-- start Selected excerpt --

The body of __libc_start_main does a lot of initialization and then calls call_init():
1…
2 /* Call the initializer of the program, if any. */
3#ifdef SHARED
4…
5 if (init != NULL)
6 /* This is a legacy program which supplied its own init
7 routine. */
8 (*init) (argc, argv, __environ MAIN_AUXVEC_PARAM);
9 else
10 /* This is a current program. Use the dynamic segment to find
11 constructors. */
12 call_init (argc, argv, __environ);
13…
14#else /* !SHARED */
15 call_init (argc, argv, __environ);
16…
17#endif
call_init()
Here is a slightly shortened (and reformatted…) version of call_init(), also from libc-start.c:
1/* Initialization for dynamic executables. Find the main executable
2 link map and run its init functions. */
3static void
4call_init (int argc, char **argv, char **env)

-- end Selected excerpt --
-- start Dataset rows --

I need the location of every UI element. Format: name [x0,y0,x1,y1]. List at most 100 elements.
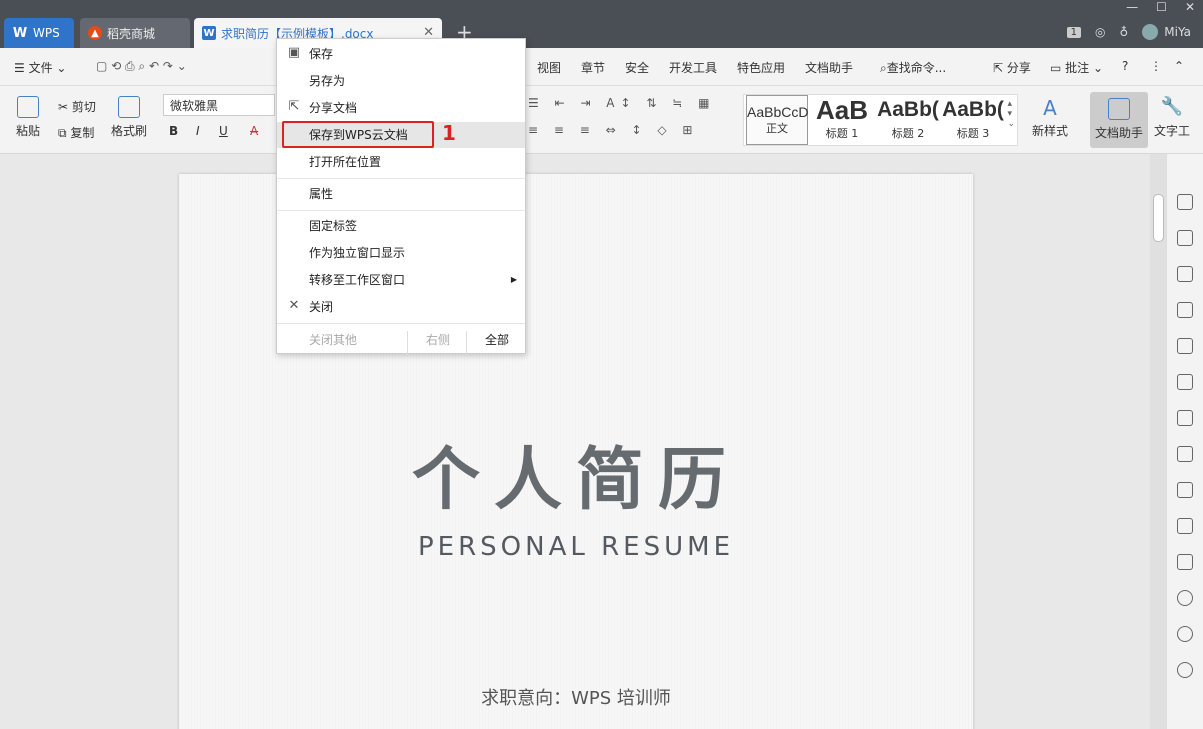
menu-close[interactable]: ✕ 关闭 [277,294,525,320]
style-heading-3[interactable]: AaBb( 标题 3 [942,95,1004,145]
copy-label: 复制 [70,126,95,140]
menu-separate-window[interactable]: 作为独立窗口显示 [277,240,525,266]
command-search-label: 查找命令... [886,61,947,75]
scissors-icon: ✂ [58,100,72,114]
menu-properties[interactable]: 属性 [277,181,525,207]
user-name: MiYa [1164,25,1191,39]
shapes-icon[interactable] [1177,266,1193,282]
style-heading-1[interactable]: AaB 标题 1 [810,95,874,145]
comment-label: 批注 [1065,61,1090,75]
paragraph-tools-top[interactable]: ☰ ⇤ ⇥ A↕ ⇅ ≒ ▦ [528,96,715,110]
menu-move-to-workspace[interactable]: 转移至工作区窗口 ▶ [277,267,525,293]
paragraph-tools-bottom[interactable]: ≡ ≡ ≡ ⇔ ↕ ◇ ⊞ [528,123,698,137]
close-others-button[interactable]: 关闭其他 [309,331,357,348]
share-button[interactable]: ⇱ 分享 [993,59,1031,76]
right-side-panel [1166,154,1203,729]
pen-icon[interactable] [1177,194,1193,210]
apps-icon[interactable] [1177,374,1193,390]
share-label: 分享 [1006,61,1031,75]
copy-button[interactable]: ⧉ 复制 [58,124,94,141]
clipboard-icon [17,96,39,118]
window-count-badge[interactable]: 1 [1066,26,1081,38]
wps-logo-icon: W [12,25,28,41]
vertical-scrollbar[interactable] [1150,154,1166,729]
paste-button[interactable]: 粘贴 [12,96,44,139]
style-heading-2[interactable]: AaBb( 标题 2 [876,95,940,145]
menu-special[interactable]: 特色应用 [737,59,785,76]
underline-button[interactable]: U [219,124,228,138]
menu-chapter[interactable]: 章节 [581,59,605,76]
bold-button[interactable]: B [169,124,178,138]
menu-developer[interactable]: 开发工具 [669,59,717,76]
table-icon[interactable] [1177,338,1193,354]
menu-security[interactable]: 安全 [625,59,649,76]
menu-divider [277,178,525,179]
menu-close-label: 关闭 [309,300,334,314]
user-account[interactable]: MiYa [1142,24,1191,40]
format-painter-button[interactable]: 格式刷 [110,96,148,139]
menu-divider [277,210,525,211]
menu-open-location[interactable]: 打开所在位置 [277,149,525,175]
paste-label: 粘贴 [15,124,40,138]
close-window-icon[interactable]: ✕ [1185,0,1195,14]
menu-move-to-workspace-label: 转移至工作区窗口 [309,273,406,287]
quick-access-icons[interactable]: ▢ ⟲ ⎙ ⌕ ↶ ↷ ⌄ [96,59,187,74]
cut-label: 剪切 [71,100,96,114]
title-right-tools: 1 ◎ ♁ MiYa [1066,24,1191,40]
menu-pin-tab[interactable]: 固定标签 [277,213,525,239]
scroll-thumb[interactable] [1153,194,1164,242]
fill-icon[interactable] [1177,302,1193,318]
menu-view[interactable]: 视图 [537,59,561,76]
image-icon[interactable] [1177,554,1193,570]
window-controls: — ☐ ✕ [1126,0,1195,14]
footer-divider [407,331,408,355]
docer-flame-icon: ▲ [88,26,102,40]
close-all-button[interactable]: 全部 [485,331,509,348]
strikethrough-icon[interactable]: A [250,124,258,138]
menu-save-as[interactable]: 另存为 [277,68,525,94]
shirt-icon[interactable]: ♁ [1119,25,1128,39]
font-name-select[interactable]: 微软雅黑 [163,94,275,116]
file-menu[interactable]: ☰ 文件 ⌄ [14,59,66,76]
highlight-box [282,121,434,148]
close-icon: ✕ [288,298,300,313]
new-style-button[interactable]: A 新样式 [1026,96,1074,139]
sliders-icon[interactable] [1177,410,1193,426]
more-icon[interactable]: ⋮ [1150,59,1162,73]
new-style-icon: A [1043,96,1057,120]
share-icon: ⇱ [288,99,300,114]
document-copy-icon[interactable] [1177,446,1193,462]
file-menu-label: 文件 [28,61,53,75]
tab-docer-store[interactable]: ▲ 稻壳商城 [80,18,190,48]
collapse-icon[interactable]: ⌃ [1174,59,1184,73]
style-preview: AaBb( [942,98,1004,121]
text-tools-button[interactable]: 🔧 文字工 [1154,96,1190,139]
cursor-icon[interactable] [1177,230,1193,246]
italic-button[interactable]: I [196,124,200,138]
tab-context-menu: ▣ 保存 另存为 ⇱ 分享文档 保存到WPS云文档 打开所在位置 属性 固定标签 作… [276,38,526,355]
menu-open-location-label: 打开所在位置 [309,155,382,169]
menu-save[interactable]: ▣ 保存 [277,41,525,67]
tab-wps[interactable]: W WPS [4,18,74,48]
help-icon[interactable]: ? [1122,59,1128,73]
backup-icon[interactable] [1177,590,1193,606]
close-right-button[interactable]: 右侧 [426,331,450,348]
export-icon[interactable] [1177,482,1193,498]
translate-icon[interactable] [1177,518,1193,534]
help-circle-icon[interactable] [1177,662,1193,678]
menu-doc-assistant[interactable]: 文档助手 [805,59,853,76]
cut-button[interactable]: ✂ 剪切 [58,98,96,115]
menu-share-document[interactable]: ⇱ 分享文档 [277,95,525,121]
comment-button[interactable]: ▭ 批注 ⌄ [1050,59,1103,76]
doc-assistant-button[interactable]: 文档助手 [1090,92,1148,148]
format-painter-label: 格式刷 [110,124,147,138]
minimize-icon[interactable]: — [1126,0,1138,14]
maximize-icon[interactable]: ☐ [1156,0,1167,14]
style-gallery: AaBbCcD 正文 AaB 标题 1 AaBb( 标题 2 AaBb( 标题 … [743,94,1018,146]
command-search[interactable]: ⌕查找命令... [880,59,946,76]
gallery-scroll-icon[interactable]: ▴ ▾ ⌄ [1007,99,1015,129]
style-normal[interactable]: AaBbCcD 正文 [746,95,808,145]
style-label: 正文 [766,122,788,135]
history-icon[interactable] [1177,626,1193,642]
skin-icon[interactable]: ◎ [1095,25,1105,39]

-- end Dataset rows --
-- start Dataset rows --

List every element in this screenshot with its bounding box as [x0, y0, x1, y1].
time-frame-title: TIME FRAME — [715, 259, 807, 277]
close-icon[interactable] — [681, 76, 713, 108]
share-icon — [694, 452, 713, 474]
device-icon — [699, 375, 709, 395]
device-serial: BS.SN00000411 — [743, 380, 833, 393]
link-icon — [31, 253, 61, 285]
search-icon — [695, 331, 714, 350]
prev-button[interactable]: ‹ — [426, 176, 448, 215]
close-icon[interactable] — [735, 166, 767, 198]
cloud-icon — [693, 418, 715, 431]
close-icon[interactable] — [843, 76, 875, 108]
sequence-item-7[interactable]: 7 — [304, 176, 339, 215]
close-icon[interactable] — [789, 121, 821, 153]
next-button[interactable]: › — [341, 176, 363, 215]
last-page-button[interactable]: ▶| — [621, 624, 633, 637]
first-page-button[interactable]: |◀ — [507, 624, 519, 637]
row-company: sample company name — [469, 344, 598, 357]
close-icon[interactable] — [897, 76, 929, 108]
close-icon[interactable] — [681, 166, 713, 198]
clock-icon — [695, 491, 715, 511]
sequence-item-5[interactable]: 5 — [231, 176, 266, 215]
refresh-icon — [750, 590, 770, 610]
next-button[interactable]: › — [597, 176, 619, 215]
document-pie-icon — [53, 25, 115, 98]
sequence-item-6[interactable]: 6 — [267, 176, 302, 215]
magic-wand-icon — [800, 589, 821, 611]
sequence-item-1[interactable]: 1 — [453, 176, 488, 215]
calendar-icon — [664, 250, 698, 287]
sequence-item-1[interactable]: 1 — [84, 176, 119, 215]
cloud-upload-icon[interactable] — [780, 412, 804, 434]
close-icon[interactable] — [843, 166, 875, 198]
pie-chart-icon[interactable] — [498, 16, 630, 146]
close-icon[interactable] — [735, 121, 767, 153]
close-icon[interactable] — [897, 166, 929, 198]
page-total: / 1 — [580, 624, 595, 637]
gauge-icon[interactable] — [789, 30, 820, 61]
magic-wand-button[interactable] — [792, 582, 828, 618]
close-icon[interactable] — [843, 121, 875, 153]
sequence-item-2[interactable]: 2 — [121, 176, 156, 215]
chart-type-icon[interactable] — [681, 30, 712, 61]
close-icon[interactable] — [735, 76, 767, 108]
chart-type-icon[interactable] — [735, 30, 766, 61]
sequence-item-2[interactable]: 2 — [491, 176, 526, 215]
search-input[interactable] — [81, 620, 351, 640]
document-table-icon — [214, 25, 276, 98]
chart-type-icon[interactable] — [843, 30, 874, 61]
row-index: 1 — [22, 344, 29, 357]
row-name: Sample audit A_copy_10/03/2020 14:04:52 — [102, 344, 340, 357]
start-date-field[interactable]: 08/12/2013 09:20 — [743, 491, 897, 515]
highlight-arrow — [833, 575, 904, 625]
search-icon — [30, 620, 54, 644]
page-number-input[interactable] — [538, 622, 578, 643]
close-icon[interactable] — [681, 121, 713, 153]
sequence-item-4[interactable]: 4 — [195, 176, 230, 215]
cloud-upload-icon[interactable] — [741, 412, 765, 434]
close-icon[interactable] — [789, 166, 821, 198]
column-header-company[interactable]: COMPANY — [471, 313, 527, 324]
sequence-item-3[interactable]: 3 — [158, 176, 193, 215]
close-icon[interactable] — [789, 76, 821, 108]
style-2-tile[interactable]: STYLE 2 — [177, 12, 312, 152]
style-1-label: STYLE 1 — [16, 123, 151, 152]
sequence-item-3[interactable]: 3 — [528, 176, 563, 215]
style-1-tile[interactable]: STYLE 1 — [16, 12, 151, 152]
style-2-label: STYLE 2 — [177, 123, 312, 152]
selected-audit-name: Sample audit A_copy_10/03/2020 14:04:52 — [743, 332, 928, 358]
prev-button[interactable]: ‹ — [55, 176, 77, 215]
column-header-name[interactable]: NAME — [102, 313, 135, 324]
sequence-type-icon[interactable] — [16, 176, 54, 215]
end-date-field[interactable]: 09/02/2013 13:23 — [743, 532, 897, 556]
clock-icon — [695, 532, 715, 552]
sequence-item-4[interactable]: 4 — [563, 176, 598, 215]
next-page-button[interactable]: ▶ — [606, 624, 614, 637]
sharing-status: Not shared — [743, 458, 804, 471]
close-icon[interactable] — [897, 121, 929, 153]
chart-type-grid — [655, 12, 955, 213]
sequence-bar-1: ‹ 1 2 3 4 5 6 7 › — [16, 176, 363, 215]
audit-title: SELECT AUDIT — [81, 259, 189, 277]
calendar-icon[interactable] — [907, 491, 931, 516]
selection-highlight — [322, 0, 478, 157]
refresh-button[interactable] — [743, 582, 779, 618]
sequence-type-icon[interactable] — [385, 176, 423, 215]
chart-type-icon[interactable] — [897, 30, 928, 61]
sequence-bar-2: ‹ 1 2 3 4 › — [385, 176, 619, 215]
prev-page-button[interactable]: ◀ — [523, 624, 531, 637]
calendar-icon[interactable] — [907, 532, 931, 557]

-- end Dataset rows --

## Task instructions
[1] For each statement below, say whether it agrees with the call_init excerpt. Answer yes or no, and quote the words of the excerpt that decide it.
(a) In a shared build, when init is not NULL, call_init is the function that runs.
(b) The version of call_init() shown is complete and unchanged from the source.
(c) call_init is declared static with a void return type.
[2] Answer these questions from the call_init excerpt:
(a) Which source file does the shown version of call_init() come from?
(b) In the !SHARED branch, which arguments are passed to call_init?
(c) According to the comment, what does a current program use to find constructors?
[3] Reproduce the stretch of the call_init excerpt from "Here is a slightly" through "char **argv, char **env)", word for word.

## Results for each task
[1]
(a) No: "(*init) (argc, argv, __environ MAIN_AUXVEC_PARAM);"
(b) No: "slightly shortened (and reformatted…)"
(c) Yes: "static void"

[2]
(a) libc-start.c
(b) argc, argv, and __environ
(c) The dynamic segment

[3]
Here is a slightly shortened (and reformatted…) version of call_init(), also from libc-start.c:
1/* Initialization for dynamic executables. Find the main executable
2 link map and run its init functions. */
3static void
4call_init (int argc, char **argv, char **env)